* _Records for this task_
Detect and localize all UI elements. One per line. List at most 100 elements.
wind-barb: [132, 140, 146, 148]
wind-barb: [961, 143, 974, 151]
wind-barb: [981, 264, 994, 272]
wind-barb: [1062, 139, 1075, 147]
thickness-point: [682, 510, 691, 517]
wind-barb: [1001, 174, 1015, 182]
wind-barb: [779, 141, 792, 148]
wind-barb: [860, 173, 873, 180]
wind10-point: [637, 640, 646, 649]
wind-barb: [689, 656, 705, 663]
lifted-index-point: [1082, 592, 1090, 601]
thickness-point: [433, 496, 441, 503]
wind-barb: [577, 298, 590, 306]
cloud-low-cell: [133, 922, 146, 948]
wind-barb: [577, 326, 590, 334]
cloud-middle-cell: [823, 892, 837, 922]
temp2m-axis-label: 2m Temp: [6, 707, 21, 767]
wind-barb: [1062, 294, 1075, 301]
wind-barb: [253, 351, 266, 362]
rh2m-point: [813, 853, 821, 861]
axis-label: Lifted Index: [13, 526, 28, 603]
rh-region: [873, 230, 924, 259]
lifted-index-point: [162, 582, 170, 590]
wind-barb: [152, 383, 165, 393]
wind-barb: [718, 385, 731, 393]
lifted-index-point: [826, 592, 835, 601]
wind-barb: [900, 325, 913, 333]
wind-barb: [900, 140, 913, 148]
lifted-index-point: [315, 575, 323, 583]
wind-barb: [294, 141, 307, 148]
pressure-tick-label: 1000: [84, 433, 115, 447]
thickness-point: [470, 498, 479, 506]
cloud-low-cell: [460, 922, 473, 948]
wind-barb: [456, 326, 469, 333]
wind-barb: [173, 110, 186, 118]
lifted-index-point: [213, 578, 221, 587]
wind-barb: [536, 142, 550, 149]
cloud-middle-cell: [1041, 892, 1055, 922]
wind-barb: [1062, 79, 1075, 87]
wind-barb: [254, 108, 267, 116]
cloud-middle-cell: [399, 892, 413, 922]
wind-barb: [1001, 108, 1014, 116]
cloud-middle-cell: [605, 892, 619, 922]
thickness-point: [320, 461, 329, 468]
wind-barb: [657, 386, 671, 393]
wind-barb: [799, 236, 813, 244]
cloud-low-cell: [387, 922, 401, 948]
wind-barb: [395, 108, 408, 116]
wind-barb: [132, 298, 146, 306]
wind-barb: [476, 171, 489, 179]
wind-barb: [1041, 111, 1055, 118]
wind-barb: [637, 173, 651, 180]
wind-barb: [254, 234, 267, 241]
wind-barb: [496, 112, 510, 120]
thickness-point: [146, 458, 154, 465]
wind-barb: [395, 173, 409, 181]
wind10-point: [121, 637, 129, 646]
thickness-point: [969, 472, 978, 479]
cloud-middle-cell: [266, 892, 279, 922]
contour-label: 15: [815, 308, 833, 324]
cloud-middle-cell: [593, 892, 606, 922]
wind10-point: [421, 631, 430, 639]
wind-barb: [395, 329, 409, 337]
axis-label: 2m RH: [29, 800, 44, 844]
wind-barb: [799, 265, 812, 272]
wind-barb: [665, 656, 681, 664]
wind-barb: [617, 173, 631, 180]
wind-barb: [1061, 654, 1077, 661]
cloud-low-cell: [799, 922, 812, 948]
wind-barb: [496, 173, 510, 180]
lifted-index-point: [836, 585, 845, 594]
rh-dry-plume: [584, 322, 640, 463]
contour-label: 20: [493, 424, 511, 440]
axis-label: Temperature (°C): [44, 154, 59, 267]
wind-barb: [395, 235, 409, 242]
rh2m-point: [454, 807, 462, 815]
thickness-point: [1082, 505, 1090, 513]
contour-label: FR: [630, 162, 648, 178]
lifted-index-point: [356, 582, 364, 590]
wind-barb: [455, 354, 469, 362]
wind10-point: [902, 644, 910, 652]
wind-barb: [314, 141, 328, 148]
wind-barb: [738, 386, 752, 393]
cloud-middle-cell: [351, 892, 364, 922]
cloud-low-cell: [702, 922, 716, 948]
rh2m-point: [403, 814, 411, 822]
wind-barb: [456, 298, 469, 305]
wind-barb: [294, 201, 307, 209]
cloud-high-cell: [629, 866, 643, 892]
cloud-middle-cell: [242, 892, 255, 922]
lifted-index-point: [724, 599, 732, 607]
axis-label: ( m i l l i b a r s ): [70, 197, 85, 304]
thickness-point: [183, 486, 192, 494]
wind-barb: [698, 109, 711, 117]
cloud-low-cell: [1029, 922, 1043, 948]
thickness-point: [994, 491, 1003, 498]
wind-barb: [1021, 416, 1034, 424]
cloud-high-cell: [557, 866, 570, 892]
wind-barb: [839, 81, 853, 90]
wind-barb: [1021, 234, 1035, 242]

* _Exercise details_
Copy out every line of the items above without changing a thing.

* _Task output_
Detect and localize all UI elements. One per line. List at most 100 elements.
wind-barb: [132, 140, 146, 148]
wind-barb: [961, 143, 974, 151]
wind-barb: [981, 264, 994, 272]
wind-barb: [1062, 139, 1075, 147]
thickness-point: [682, 510, 691, 517]
wind-barb: [1001, 174, 1015, 182]
wind-barb: [779, 141, 792, 148]
wind-barb: [860, 173, 873, 180]
wind10-point: [637, 640, 646, 649]
wind-barb: [689, 656, 705, 663]
lifted-index-point: [1082, 592, 1090, 601]
thickness-point: [433, 496, 441, 503]
wind-barb: [577, 298, 590, 306]
cloud-low-cell: [133, 922, 146, 948]
wind-barb: [577, 326, 590, 334]
cloud-middle-cell: [823, 892, 837, 922]
temp2m-axis-label: 2m Temp: [6, 707, 21, 767]
wind-barb: [1062, 294, 1075, 301]
wind-barb: [253, 351, 266, 362]
rh2m-point: [813, 853, 821, 861]
axis-label: Lifted Index: [13, 526, 28, 603]
rh-region: [873, 230, 924, 259]
lifted-index-point: [162, 582, 170, 590]
wind-barb: [152, 383, 165, 393]
wind-barb: [718, 385, 731, 393]
lifted-index-point: [826, 592, 835, 601]
wind-barb: [900, 325, 913, 333]
wind-barb: [900, 140, 913, 148]
lifted-index-point: [315, 575, 323, 583]
wind-barb: [294, 141, 307, 148]
pressure-tick-label: 1000: [84, 433, 115, 447]
thickness-point: [470, 498, 479, 506]
cloud-low-cell: [460, 922, 473, 948]
wind-barb: [456, 326, 469, 333]
wind-barb: [173, 110, 186, 118]
lifted-index-point: [213, 578, 221, 587]
wind-barb: [536, 142, 550, 149]
cloud-middle-cell: [1041, 892, 1055, 922]
wind-barb: [1062, 79, 1075, 87]
wind-barb: [254, 108, 267, 116]
cloud-middle-cell: [399, 892, 413, 922]
wind-barb: [1001, 108, 1014, 116]
cloud-middle-cell: [605, 892, 619, 922]
thickness-point: [320, 461, 329, 468]
wind-barb: [657, 386, 671, 393]
wind-barb: [799, 236, 813, 244]
cloud-low-cell: [387, 922, 401, 948]
wind-barb: [395, 108, 408, 116]
wind-barb: [132, 298, 146, 306]
wind-barb: [476, 171, 489, 179]
wind-barb: [1041, 111, 1055, 118]
wind-barb: [637, 173, 651, 180]
wind-barb: [254, 234, 267, 241]
wind-barb: [496, 112, 510, 120]
thickness-point: [146, 458, 154, 465]
wind-barb: [395, 173, 409, 181]
wind10-point: [121, 637, 129, 646]
thickness-point: [969, 472, 978, 479]
cloud-middle-cell: [266, 892, 279, 922]
contour-label: 15: [815, 308, 833, 324]
cloud-middle-cell: [593, 892, 606, 922]
wind10-point: [421, 631, 430, 639]
wind-barb: [395, 329, 409, 337]
axis-label: 2m RH: [29, 800, 44, 844]
wind-barb: [799, 265, 812, 272]
wind-barb: [665, 656, 681, 664]
wind-barb: [617, 173, 631, 180]
wind-barb: [1061, 654, 1077, 661]
cloud-low-cell: [799, 922, 812, 948]
wind-barb: [496, 173, 510, 180]
lifted-index-point: [836, 585, 845, 594]
rh-dry-plume: [584, 322, 640, 463]
contour-label: 20: [493, 424, 511, 440]
axis-label: Temperature (°C): [44, 154, 59, 267]
wind-barb: [395, 235, 409, 242]
rh2m-point: [454, 807, 462, 815]
thickness-point: [1082, 505, 1090, 513]
contour-label: FR: [630, 162, 648, 178]
lifted-index-point: [356, 582, 364, 590]
wind-barb: [455, 354, 469, 362]
wind10-point: [902, 644, 910, 652]
wind-barb: [314, 141, 328, 148]
wind-barb: [738, 386, 752, 393]
cloud-middle-cell: [351, 892, 364, 922]
cloud-low-cell: [702, 922, 716, 948]
rh2m-point: [403, 814, 411, 822]
wind-barb: [456, 298, 469, 305]
wind-barb: [294, 201, 307, 209]
cloud-high-cell: [629, 866, 643, 892]
cloud-middle-cell: [242, 892, 255, 922]
lifted-index-point: [724, 599, 732, 607]
axis-label: ( m i l l i b a r s ): [70, 197, 85, 304]
thickness-point: [183, 486, 192, 494]
wind-barb: [698, 109, 711, 117]
cloud-low-cell: [1029, 922, 1043, 948]
thickness-point: [994, 491, 1003, 498]
wind-barb: [1021, 416, 1034, 424]
cloud-high-cell: [557, 866, 570, 892]
wind-barb: [839, 81, 853, 90]
wind-barb: [1021, 234, 1035, 242]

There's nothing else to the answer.